■ Task brief
Reproduce all entries precisely, down to the last character.

___ Dataset

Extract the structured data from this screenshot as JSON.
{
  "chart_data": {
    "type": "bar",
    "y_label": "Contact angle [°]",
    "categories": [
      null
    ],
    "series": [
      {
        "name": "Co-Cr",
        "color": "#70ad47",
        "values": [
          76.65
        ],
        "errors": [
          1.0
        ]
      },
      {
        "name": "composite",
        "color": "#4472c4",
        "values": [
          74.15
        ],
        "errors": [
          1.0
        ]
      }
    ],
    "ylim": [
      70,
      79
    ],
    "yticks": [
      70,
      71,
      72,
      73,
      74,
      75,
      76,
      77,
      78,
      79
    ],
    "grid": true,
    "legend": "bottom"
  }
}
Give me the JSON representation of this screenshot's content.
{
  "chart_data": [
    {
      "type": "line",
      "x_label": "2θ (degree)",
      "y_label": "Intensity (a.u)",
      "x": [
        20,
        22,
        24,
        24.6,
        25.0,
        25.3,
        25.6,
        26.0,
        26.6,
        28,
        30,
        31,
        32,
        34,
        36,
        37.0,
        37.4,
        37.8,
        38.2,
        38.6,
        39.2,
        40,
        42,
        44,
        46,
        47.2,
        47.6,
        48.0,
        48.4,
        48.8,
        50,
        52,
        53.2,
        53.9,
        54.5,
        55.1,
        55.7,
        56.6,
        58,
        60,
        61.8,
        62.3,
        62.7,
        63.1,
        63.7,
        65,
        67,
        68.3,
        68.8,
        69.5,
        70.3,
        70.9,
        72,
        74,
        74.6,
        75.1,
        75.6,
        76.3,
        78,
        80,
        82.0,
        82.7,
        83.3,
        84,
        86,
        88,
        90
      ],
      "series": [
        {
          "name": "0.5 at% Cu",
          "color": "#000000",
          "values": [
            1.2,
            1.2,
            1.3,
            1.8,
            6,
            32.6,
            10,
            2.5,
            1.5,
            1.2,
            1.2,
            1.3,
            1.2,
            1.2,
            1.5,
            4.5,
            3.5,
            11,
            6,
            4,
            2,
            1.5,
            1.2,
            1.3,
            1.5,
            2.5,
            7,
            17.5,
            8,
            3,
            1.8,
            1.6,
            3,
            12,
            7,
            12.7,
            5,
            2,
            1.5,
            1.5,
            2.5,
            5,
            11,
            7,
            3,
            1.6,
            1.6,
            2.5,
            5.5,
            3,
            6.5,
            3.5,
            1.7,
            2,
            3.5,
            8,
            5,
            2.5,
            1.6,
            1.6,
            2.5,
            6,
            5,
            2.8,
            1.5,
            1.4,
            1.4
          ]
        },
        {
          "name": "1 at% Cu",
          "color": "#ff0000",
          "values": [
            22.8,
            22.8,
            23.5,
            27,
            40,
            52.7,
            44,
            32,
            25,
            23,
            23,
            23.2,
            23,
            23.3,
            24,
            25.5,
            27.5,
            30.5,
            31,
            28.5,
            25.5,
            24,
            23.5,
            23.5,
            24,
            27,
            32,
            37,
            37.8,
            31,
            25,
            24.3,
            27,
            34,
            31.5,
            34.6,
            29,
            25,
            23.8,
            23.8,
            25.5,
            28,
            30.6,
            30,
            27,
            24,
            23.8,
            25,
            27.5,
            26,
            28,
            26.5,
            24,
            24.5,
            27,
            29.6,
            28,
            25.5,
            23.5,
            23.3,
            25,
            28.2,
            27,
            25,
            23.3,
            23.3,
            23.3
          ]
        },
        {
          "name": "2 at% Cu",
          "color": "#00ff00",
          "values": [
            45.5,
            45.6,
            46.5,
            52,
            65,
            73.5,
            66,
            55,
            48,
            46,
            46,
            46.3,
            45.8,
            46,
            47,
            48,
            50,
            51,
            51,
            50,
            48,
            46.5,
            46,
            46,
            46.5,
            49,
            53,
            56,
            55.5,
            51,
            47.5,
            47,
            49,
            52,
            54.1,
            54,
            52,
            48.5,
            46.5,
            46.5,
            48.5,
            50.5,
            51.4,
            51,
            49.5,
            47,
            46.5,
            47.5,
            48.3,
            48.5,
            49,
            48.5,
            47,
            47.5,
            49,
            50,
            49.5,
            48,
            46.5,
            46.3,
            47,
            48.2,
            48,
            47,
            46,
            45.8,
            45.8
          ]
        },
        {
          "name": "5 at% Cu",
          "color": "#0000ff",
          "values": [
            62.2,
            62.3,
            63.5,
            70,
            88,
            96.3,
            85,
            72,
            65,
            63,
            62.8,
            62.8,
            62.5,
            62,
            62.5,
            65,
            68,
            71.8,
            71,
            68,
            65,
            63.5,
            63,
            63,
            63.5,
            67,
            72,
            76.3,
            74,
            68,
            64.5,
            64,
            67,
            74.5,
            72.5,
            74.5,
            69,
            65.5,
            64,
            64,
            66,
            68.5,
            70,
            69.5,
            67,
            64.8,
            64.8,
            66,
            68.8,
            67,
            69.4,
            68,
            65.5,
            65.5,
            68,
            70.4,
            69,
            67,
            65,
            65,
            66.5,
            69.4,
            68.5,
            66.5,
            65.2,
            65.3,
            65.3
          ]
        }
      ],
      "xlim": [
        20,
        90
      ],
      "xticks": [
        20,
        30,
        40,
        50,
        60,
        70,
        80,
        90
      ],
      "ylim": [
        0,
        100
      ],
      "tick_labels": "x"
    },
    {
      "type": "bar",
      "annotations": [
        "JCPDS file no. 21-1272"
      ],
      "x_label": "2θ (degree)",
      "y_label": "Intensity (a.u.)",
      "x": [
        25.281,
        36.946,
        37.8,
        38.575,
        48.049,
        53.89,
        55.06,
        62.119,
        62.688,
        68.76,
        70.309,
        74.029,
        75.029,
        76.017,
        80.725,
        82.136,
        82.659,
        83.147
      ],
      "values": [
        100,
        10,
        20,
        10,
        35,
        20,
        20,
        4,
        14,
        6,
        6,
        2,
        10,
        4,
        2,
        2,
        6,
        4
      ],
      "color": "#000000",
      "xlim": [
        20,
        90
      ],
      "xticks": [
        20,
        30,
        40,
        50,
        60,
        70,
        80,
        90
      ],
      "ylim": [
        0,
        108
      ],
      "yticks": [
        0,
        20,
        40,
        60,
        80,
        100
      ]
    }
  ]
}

______

■ Written answer
Extract the structured data from this screenshot as JSON.
{
  "chart_data": {
    "type": "bar",
    "y_label": "Contact angle [°]",
    "categories": [
      null
    ],
    "series": [
      {
        "name": "Co-Cr",
        "color": "#70ad47",
        "values": [
          76.65
        ],
        "errors": [
          1.0
        ]
      },
      {
        "name": "composite",
        "color": "#4472c4",
        "values": [
          74.15
        ],
        "errors": [
          1.0
        ]
      }
    ],
    "ylim": [
      70,
      79
    ],
    "yticks": [
      70,
      71,
      72,
      73,
      74,
      75,
      76,
      77,
      78,
      79
    ],
    "grid": true,
    "legend": "bottom"
  }
}
Give me the JSON representation of this screenshot's content.
{
  "chart_data": [
    {
      "type": "line",
      "x_label": "2θ (degree)",
      "y_label": "Intensity (a.u)",
      "x": [
        20,
        22,
        24,
        24.6,
        25.0,
        25.3,
        25.6,
        26.0,
        26.6,
        28,
        30,
        31,
        32,
        34,
        36,
        37.0,
        37.4,
        37.8,
        38.2,
        38.6,
        39.2,
        40,
        42,
        44,
        46,
        47.2,
        47.6,
        48.0,
        48.4,
        48.8,
        50,
        52,
        53.2,
        53.9,
        54.5,
        55.1,
        55.7,
        56.6,
        58,
        60,
        61.8,
        62.3,
        62.7,
        63.1,
        63.7,
        65,
        67,
        68.3,
        68.8,
        69.5,
        70.3,
        70.9,
        72,
        74,
        74.6,
        75.1,
        75.6,
        76.3,
        78,
        80,
        82.0,
        82.7,
        83.3,
        84,
        86,
        88,
        90
      ],
      "series": [
        {
          "name": "0.5 at% Cu",
          "color": "#000000",
          "values": [
            1.2,
            1.2,
            1.3,
            1.8,
            6,
            32.6,
            10,
            2.5,
            1.5,
            1.2,
            1.2,
            1.3,
            1.2,
            1.2,
            1.5,
            4.5,
            3.5,
            11,
            6,
            4,
            2,
            1.5,
            1.2,
            1.3,
            1.5,
            2.5,
            7,
            17.5,
            8,
            3,
            1.8,
            1.6,
            3,
            12,
            7,
            12.7,
            5,
            2,
            1.5,
            1.5,
            2.5,
            5,
            11,
            7,
            3,
            1.6,
            1.6,
            2.5,
            5.5,
            3,
            6.5,
            3.5,
            1.7,
            2,
            3.5,
            8,
            5,
            2.5,
            1.6,
            1.6,
            2.5,
            6,
            5,
            2.8,
            1.5,
            1.4,
            1.4
          ]
        },
        {
          "name": "1 at% Cu",
          "color": "#ff0000",
          "values": [
            22.8,
            22.8,
            23.5,
            27,
            40,
            52.7,
            44,
            32,
            25,
            23,
            23,
            23.2,
            23,
            23.3,
            24,
            25.5,
            27.5,
            30.5,
            31,
            28.5,
            25.5,
            24,
            23.5,
            23.5,
            24,
            27,
            32,
            37,
            37.8,
            31,
            25,
            24.3,
            27,
            34,
            31.5,
            34.6,
            29,
            25,
            23.8,
            23.8,
            25.5,
            28,
            30.6,
            30,
            27,
            24,
            23.8,
            25,
            27.5,
            26,
            28,
            26.5,
            24,
            24.5,
            27,
            29.6,
            28,
            25.5,
            23.5,
            23.3,
            25,
            28.2,
            27,
            25,
            23.3,
            23.3,
            23.3
          ]
        },
        {
          "name": "2 at% Cu",
          "color": "#00ff00",
          "values": [
            45.5,
            45.6,
            46.5,
            52,
            65,
            73.5,
            66,
            55,
            48,
            46,
            46,
            46.3,
            45.8,
            46,
            47,
            48,
            50,
            51,
            51,
            50,
            48,
            46.5,
            46,
            46,
            46.5,
            49,
            53,
            56,
            55.5,
            51,
            47.5,
            47,
            49,
            52,
            54.1,
            54,
            52,
            48.5,
            46.5,
            46.5,
            48.5,
            50.5,
            51.4,
            51,
            49.5,
            47,
            46.5,
            47.5,
            48.3,
            48.5,
            49,
            48.5,
            47,
            47.5,
            49,
            50,
            49.5,
            48,
            46.5,
            46.3,
            47,
            48.2,
            48,
            47,
            46,
            45.8,
            45.8
          ]
        },
        {
          "name": "5 at% Cu",
          "color": "#0000ff",
          "values": [
            62.2,
            62.3,
            63.5,
            70,
            88,
            96.3,
            85,
            72,
            65,
            63,
            62.8,
            62.8,
            62.5,
            62,
            62.5,
            65,
            68,
            71.8,
            71,
            68,
            65,
            63.5,
            63,
            63,
            63.5,
            67,
            72,
            76.3,
            74,
            68,
            64.5,
            64,
            67,
            74.5,
            72.5,
            74.5,
            69,
            65.5,
            64,
            64,
            66,
            68.5,
            70,
            69.5,
            67,
            64.8,
            64.8,
            66,
            68.8,
            67,
            69.4,
            68,
            65.5,
            65.5,
            68,
            70.4,
            69,
            67,
            65,
            65,
            66.5,
            69.4,
            68.5,
            66.5,
            65.2,
            65.3,
            65.3
          ]
        }
      ],
      "xlim": [
        20,
        90
      ],
      "xticks": [
        20,
        30,
        40,
        50,
        60,
        70,
        80,
        90
      ],
      "ylim": [
        0,
        100
      ],
      "tick_labels": "x"
    },
    {
      "type": "bar",
      "annotations": [
        "JCPDS file no. 21-1272"
      ],
      "x_label": "2θ (degree)",
      "y_label": "Intensity (a.u.)",
      "x": [
        25.281,
        36.946,
        37.8,
        38.575,
        48.049,
        53.89,
        55.06,
        62.119,
        62.688,
        68.76,
        70.309,
        74.029,
        75.029,
        76.017,
        80.725,
        82.136,
        82.659,
        83.147
      ],
      "values": [
        100,
        10,
        20,
        10,
        35,
        20,
        20,
        4,
        14,
        6,
        6,
        2,
        10,
        4,
        2,
        2,
        6,
        4
      ],
      "color": "#000000",
      "xlim": [
        20,
        90
      ],
      "xticks": [
        20,
        30,
        40,
        50,
        60,
        70,
        80,
        90
      ],
      "ylim": [
        0,
        108
      ],
      "yticks": [
        0,
        20,
        40,
        60,
        80,
        100
      ]
    }
  ]
}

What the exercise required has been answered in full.